- **STATED TASK**: List each line of the data that holds the string "icon".

- **EXERCISE INPUTS**:
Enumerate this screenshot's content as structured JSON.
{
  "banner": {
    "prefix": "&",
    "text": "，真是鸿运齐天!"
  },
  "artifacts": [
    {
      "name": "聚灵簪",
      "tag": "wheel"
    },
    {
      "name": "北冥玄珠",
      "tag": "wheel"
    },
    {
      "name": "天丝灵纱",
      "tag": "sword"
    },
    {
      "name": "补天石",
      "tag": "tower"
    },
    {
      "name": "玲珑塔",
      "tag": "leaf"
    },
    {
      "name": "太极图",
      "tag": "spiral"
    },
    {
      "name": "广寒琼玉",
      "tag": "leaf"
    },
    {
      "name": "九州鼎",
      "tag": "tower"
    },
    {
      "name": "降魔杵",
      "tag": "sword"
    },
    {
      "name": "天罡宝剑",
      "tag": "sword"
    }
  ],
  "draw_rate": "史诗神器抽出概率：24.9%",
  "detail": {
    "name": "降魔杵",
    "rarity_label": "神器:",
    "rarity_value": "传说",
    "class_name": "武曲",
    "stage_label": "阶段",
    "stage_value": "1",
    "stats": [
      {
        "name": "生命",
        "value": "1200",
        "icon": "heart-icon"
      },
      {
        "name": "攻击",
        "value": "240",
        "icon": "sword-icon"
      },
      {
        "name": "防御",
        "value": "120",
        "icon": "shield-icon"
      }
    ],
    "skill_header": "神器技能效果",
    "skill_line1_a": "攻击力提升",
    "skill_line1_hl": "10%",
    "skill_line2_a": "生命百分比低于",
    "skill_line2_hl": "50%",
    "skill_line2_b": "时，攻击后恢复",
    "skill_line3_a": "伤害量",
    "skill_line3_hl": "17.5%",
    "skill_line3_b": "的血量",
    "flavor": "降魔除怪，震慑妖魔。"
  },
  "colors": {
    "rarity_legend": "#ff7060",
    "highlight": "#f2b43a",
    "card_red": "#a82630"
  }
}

- **RESULT OF THE EXERCISE**:
        "icon": "heart-icon"
        "icon": "sword-icon"
        "icon": "shield-icon"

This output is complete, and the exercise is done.